▸ TASK STATEMENT
Nothing may be dropped or altered: reproduce all the data.

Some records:

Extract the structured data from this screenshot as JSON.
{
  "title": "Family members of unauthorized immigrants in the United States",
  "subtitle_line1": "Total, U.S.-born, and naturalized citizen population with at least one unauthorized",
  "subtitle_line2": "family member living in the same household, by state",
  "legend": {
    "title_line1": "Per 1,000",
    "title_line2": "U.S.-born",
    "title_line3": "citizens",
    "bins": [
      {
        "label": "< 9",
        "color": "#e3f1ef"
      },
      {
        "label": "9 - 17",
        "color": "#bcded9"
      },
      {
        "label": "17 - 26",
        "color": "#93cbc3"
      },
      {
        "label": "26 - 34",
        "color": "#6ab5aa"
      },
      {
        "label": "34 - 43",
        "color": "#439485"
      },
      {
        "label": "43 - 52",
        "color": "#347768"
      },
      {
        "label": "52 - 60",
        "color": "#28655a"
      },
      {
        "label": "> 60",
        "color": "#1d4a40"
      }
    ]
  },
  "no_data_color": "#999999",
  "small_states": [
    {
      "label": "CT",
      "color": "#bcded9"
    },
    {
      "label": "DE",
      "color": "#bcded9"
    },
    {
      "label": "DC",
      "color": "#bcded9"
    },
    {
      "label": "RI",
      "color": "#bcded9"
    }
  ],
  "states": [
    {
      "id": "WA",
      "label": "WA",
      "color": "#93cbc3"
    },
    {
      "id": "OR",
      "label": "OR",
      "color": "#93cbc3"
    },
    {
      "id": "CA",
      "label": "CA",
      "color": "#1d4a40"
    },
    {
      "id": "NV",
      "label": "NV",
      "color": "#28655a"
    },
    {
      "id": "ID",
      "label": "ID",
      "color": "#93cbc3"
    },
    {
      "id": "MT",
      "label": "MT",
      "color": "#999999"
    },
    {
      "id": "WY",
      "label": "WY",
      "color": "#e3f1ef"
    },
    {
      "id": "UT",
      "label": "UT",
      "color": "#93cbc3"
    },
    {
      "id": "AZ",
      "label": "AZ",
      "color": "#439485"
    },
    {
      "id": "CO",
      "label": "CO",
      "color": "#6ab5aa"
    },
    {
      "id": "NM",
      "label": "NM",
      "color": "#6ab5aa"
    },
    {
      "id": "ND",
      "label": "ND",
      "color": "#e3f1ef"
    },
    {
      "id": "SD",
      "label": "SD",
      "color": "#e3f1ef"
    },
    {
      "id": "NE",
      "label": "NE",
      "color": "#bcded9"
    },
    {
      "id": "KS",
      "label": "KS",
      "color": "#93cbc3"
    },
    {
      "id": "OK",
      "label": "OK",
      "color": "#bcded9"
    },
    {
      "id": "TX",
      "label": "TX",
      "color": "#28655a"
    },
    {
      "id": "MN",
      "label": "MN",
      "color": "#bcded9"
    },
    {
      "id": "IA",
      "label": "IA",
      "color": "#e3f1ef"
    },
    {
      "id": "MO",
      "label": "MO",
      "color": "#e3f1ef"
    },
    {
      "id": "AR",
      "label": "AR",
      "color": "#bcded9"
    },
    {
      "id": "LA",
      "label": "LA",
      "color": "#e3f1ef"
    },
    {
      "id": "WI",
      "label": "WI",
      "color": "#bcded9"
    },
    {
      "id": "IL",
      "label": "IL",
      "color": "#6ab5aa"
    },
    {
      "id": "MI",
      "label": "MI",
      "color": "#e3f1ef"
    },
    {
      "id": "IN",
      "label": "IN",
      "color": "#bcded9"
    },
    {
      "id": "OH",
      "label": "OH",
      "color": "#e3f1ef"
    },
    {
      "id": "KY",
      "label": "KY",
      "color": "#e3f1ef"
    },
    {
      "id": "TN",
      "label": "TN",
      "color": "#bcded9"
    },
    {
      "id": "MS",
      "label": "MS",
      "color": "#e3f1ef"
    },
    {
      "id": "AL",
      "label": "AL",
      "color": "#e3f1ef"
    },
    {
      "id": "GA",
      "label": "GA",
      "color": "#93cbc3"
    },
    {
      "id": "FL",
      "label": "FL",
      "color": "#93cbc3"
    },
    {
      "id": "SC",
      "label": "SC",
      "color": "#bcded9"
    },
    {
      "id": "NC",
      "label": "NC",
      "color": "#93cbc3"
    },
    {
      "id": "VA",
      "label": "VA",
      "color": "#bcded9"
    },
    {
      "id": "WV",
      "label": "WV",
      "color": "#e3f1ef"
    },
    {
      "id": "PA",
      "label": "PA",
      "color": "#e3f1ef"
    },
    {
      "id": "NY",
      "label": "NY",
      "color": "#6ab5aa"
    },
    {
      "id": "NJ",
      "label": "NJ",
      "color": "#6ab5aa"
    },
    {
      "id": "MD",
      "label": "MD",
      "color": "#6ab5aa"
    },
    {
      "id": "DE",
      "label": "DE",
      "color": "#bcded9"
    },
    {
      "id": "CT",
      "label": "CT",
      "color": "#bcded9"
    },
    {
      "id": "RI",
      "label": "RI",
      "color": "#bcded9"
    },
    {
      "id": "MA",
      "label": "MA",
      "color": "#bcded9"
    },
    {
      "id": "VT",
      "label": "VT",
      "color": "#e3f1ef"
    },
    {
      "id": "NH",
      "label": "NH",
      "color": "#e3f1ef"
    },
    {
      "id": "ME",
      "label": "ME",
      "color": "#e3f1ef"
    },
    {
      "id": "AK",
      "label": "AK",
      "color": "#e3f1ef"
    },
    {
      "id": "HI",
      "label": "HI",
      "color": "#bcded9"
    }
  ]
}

▸ SOLUTION
Extract the structured data from this screenshot as JSON.
{
  "title": "Family members of unauthorized immigrants in the United States",
  "subtitle_line1": "Total, U.S.-born, and naturalized citizen population with at least one unauthorized",
  "subtitle_line2": "family member living in the same household, by state",
  "legend": {
    "title_line1": "Per 1,000",
    "title_line2": "U.S.-born",
    "title_line3": "citizens",
    "bins": [
      {
        "label": "< 9",
        "color": "#e3f1ef"
      },
      {
        "label": "9 - 17",
        "color": "#bcded9"
      },
      {
        "label": "17 - 26",
        "color": "#93cbc3"
      },
      {
        "label": "26 - 34",
        "color": "#6ab5aa"
      },
      {
        "label": "34 - 43",
        "color": "#439485"
      },
      {
        "label": "43 - 52",
        "color": "#347768"
      },
      {
        "label": "52 - 60",
        "color": "#28655a"
      },
      {
        "label": "> 60",
        "color": "#1d4a40"
      }
    ]
  },
  "no_data_color": "#999999",
  "small_states": [
    {
      "label": "CT",
      "color": "#bcded9"
    },
    {
      "label": "DE",
      "color": "#bcded9"
    },
    {
      "label": "DC",
      "color": "#bcded9"
    },
    {
      "label": "RI",
      "color": "#bcded9"
    }
  ],
  "states": [
    {
      "id": "WA",
      "label": "WA",
      "color": "#93cbc3"
    },
    {
      "id": "OR",
      "label": "OR",
      "color": "#93cbc3"
    },
    {
      "id": "CA",
      "label": "CA",
      "color": "#1d4a40"
    },
    {
      "id": "NV",
      "label": "NV",
      "color": "#28655a"
    },
    {
      "id": "ID",
      "label": "ID",
      "color": "#93cbc3"
    },
    {
      "id": "MT",
      "label": "MT",
      "color": "#999999"
    },
    {
      "id": "WY",
      "label": "WY",
      "color": "#e3f1ef"
    },
    {
      "id": "UT",
      "label": "UT",
      "color": "#93cbc3"
    },
    {
      "id": "AZ",
      "label": "AZ",
      "color": "#439485"
    },
    {
      "id": "CO",
      "label": "CO",
      "color": "#6ab5aa"
    },
    {
      "id": "NM",
      "label": "NM",
      "color": "#6ab5aa"
    },
    {
      "id": "ND",
      "label": "ND",
      "color": "#e3f1ef"
    },
    {
      "id": "SD",
      "label": "SD",
      "color": "#e3f1ef"
    },
    {
      "id": "NE",
      "label": "NE",
      "color": "#bcded9"
    },
    {
      "id": "KS",
      "label": "KS",
      "color": "#93cbc3"
    },
    {
      "id": "OK",
      "label": "OK",
      "color": "#bcded9"
    },
    {
      "id": "TX",
      "label": "TX",
      "color": "#28655a"
    },
    {
      "id": "MN",
      "label": "MN",
      "color": "#bcded9"
    },
    {
      "id": "IA",
      "label": "IA",
      "color": "#e3f1ef"
    },
    {
      "id": "MO",
      "label": "MO",
      "color": "#e3f1ef"
    },
    {
      "id": "AR",
      "label": "AR",
      "color": "#bcded9"
    },
    {
      "id": "LA",
      "label": "LA",
      "color": "#e3f1ef"
    },
    {
      "id": "WI",
      "label": "WI",
      "color": "#bcded9"
    },
    {
      "id": "IL",
      "label": "IL",
      "color": "#6ab5aa"
    },
    {
      "id": "MI",
      "label": "MI",
      "color": "#e3f1ef"
    },
    {
      "id": "IN",
      "label": "IN",
      "color": "#bcded9"
    },
    {
      "id": "OH",
      "label": "OH",
      "color": "#e3f1ef"
    },
    {
      "id": "KY",
      "label": "KY",
      "color": "#e3f1ef"
    },
    {
      "id": "TN",
      "label": "TN",
      "color": "#bcded9"
    },
    {
      "id": "MS",
      "label": "MS",
      "color": "#e3f1ef"
    },
    {
      "id": "AL",
      "label": "AL",
      "color": "#e3f1ef"
    },
    {
      "id": "GA",
      "label": "GA",
      "color": "#93cbc3"
    },
    {
      "id": "FL",
      "label": "FL",
      "color": "#93cbc3"
    },
    {
      "id": "SC",
      "label": "SC",
      "color": "#bcded9"
    },
    {
      "id": "NC",
      "label": "NC",
      "color": "#93cbc3"
    },
    {
      "id": "VA",
      "label": "VA",
      "color": "#bcded9"
    },
    {
      "id": "WV",
      "label": "WV",
      "color": "#e3f1ef"
    },
    {
      "id": "PA",
      "label": "PA",
      "color": "#e3f1ef"
    },
    {
      "id": "NY",
      "label": "NY",
      "color": "#6ab5aa"
    },
    {
      "id": "NJ",
      "label": "NJ",
      "color": "#6ab5aa"
    },
    {
      "id": "MD",
      "label": "MD",
      "color": "#6ab5aa"
    },
    {
      "id": "DE",
      "label": "DE",
      "color": "#bcded9"
    },
    {
      "id": "CT",
      "label": "CT",
      "color": "#bcded9"
    },
    {
      "id": "RI",
      "label": "RI",
      "color": "#bcded9"
    },
    {
      "id": "MA",
      "label": "MA",
      "color": "#bcded9"
    },
    {
      "id": "VT",
      "label": "VT",
      "color": "#e3f1ef"
    },
    {
      "id": "NH",
      "label": "NH",
      "color": "#e3f1ef"
    },
    {
      "id": "ME",
      "label": "ME",
      "color": "#e3f1ef"
    },
    {
      "id": "AK",
      "label": "AK",
      "color": "#e3f1ef"
    },
    {
      "id": "HI",
      "label": "HI",
      "color": "#bcded9"
    }
  ]
}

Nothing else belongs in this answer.